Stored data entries
+---+

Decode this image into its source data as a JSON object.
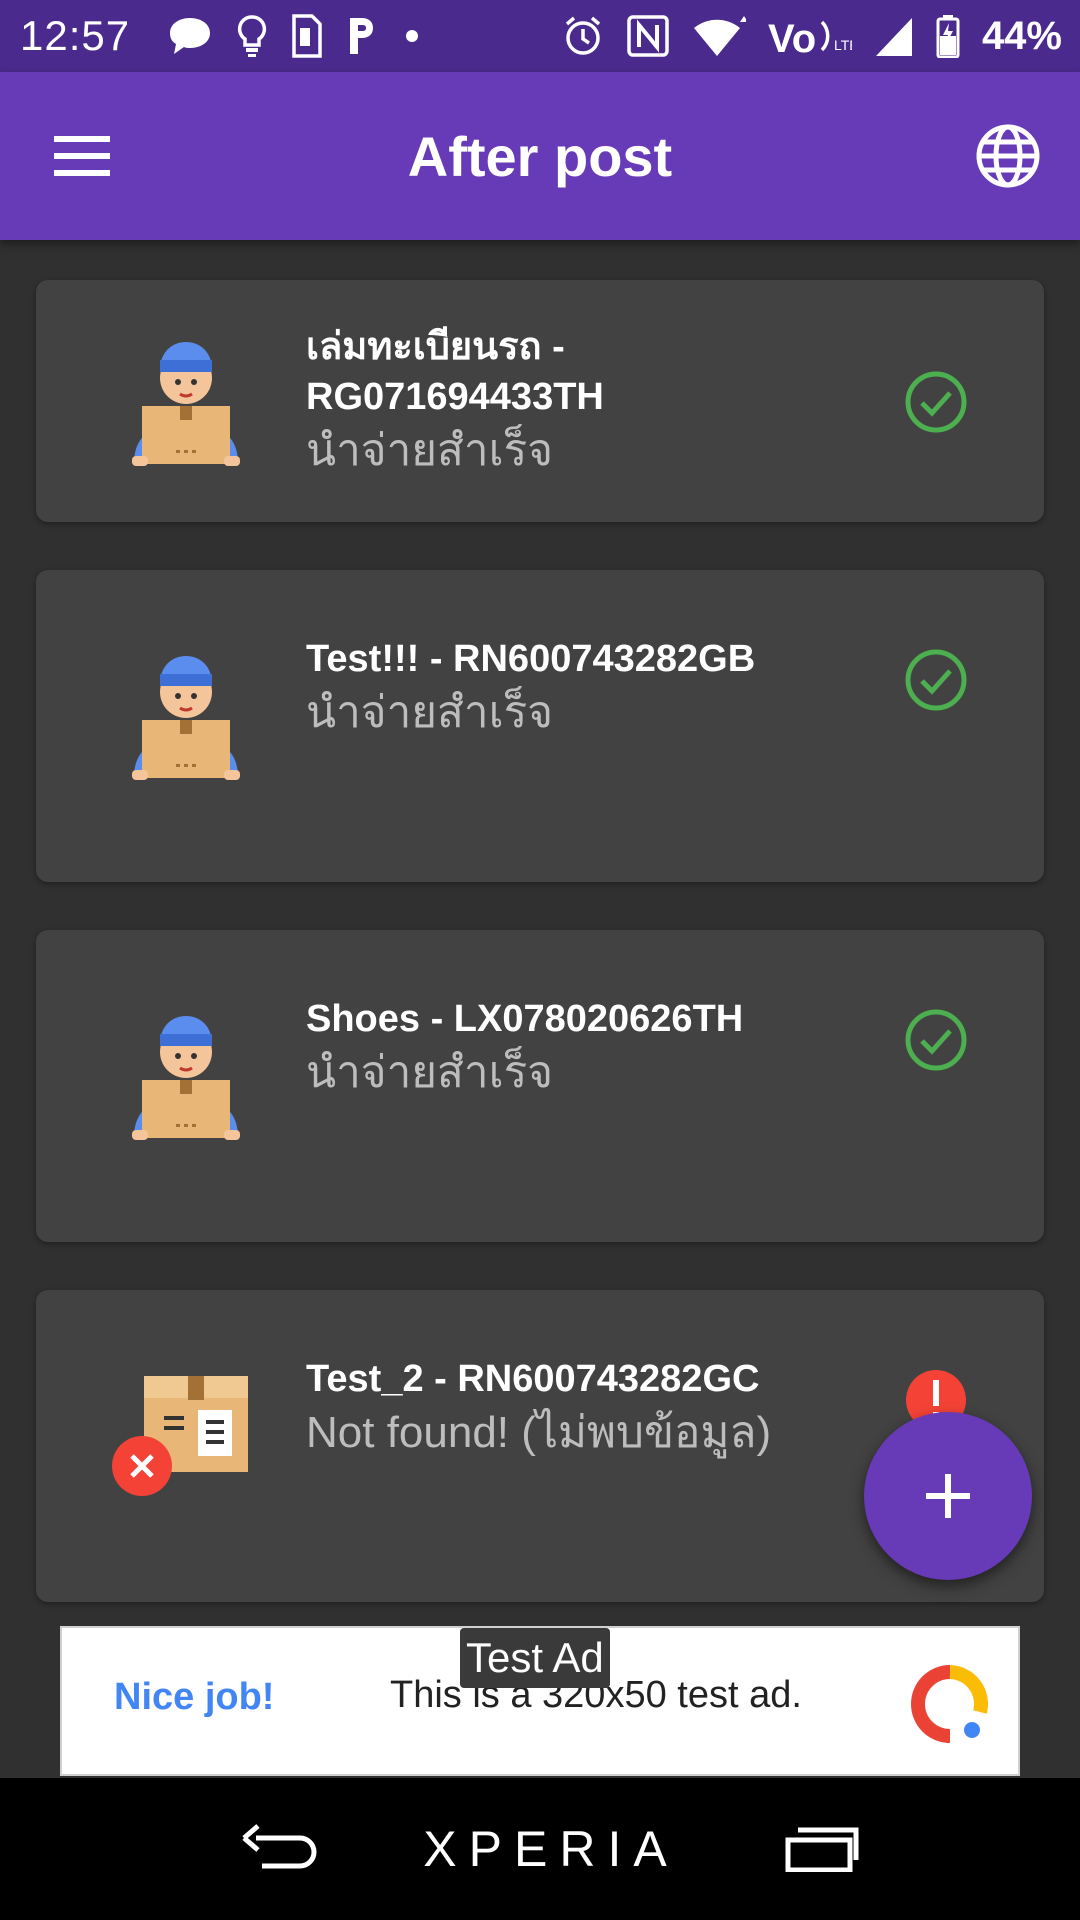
{
  "status_bar": {
    "time": "12:57",
    "battery": "44%",
    "left_icons": [
      "chat-bubble-icon",
      "lightbulb-icon",
      "sim-card-icon",
      "parking-icon",
      "dot-icon"
    ],
    "right_icons": [
      "alarm-icon",
      "nfc-icon",
      "wifi-icon",
      "volte-icon",
      "signal-icon",
      "battery-icon"
    ]
  },
  "app_bar": {
    "title": "After post",
    "menu_icon": "hamburger-menu-icon",
    "language_icon": "globe-icon"
  },
  "items": [
    {
      "title": "เล่มทะเบียนรถ - RG071694433TH",
      "status": "นำจ่ายสำเร็จ",
      "state": "delivered",
      "avatar": "courier-icon"
    },
    {
      "title": "Test!!! - RN600743282GB",
      "status": "นำจ่ายสำเร็จ",
      "state": "delivered",
      "avatar": "courier-icon"
    },
    {
      "title": "Shoes - LX078020626TH",
      "status": "นำจ่ายสำเร็จ",
      "state": "delivered",
      "avatar": "courier-icon"
    },
    {
      "title": "Test_2 - RN600743282GC",
      "status": "Not found! (ไม่พบข้อมูล)",
      "state": "error",
      "avatar": "box-error-icon"
    }
  ],
  "fab": {
    "icon": "plus-icon"
  },
  "ad": {
    "tag": "Test Ad",
    "headline": "Nice job!",
    "body": "This is a 320x50 test ad."
  },
  "nav_bar": {
    "brand": "XPERIA",
    "icons": [
      "back-icon",
      "recents-icon"
    ]
  },
  "colors": {
    "primary": "#673ab7",
    "status_bar": "#4a2a8c",
    "background": "#303030",
    "card": "#424242",
    "success": "#4caf50",
    "error": "#f44336"
  }
}
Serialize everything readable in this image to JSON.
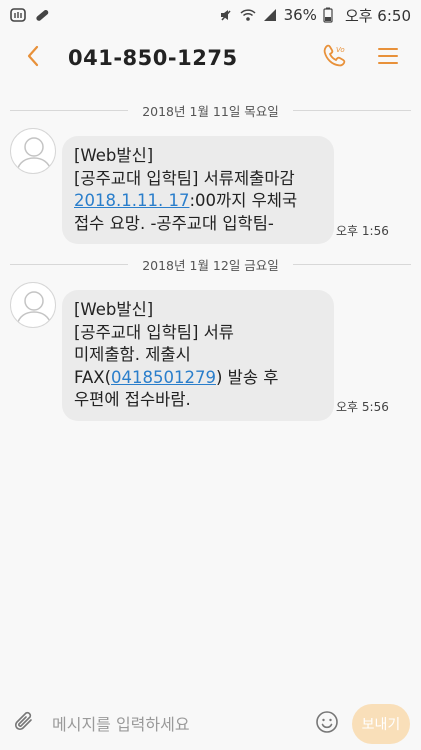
{
  "status_bar": {
    "battery_percent": "36%",
    "time": "오후 6:50",
    "icons": [
      "app-icon",
      "pill-icon",
      "mute-icon",
      "wifi-icon",
      "signal-icon",
      "battery-icon"
    ]
  },
  "header": {
    "title": "041-850-1275",
    "icons": [
      "back-arrow-icon",
      "call-icon",
      "menu-icon"
    ],
    "call_badge": "Vo"
  },
  "messages": [
    {
      "date": "2018년 1월 11일 목요일",
      "lines": [
        {
          "text": "[Web발신]"
        },
        {
          "text": "[공주교대 입학팀] 서류제출마감"
        },
        {
          "link": "2018.1.11. 17",
          "text_after": ":00까지 우체국"
        },
        {
          "text": "접수 요망. -공주교대 입학팀-"
        }
      ],
      "time": "오후 1:56"
    },
    {
      "date": "2018년 1월 12일 금요일",
      "lines": [
        {
          "text": "[Web발신]"
        },
        {
          "text": "[공주교대 입학팀] 서류"
        },
        {
          "text": "미제출함. 제출시"
        },
        {
          "text_before": "FAX(",
          "link": "0418501279",
          "text_after": ") 발송 후"
        },
        {
          "text": "우편에 접수바람."
        }
      ],
      "time": "오후 5:56"
    }
  ],
  "composer": {
    "placeholder": "메시지를 입력하세요",
    "send_label": "보내기",
    "colors": {
      "send_button": "#f9dfb9",
      "link": "#2a7ecb",
      "header_accent": "#e8913a"
    }
  }
}
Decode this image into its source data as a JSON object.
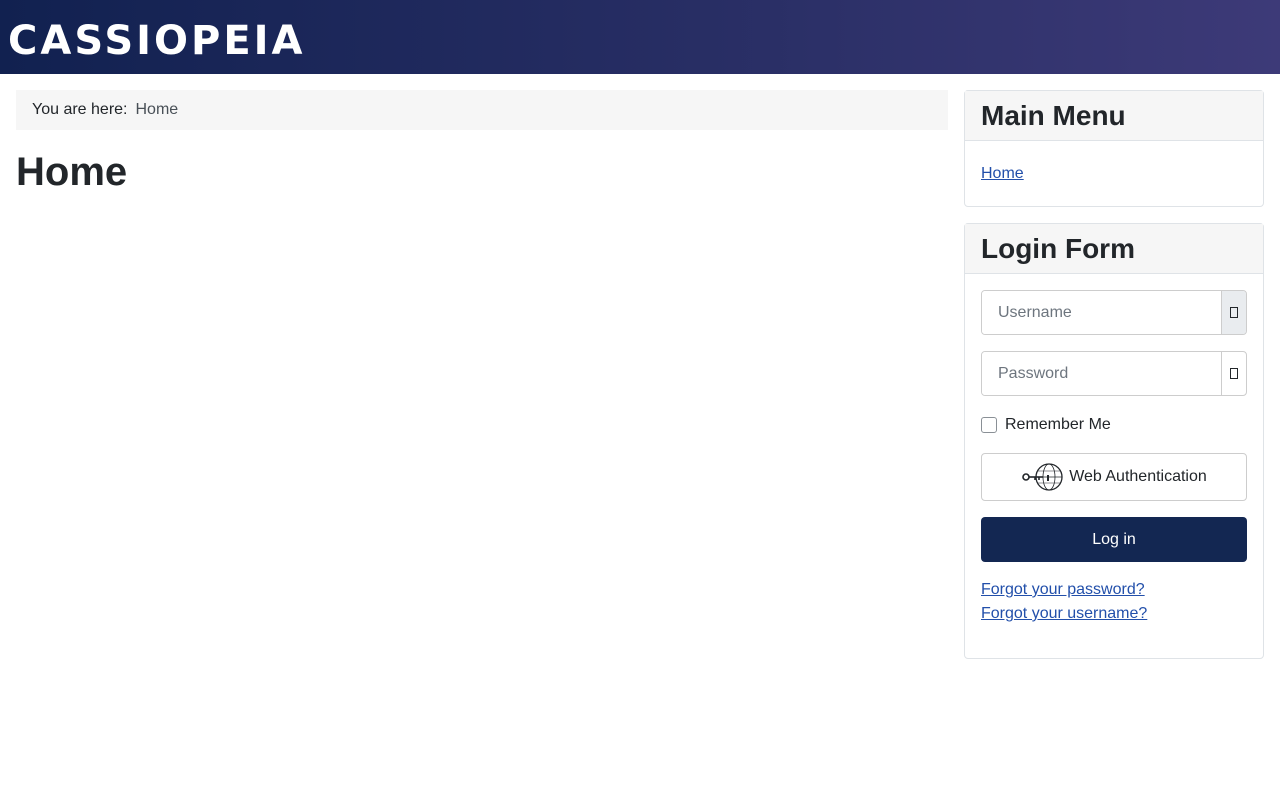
{
  "header": {
    "brand": "CASSIOPEIA"
  },
  "breadcrumb": {
    "label": "You are here:",
    "items": [
      "Home"
    ]
  },
  "page": {
    "title": "Home"
  },
  "main_menu": {
    "title": "Main Menu",
    "items": [
      {
        "label": "Home"
      }
    ]
  },
  "login_form": {
    "title": "Login Form",
    "username_placeholder": "Username",
    "password_placeholder": "Password",
    "remember_label": "Remember Me",
    "webauthn_label": "Web Authentication",
    "login_label": "Log in",
    "forgot_password": "Forgot your password?",
    "forgot_username": "Forgot your username?"
  },
  "colors": {
    "header_start": "#112150",
    "header_end": "#3d3a78",
    "primary_button": "#132752",
    "link": "#224faa"
  },
  "icons": [
    "user-icon",
    "eye-icon",
    "webauthn-key-icon"
  ]
}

+---+

*STATED GOAL*.
Wherever a line in the data above holds "Forgot", copy that line.

*EXERCISE SOLUTION*.
    "forgot_password": "Forgot your password?",
    "forgot_username": "Forgot your username?"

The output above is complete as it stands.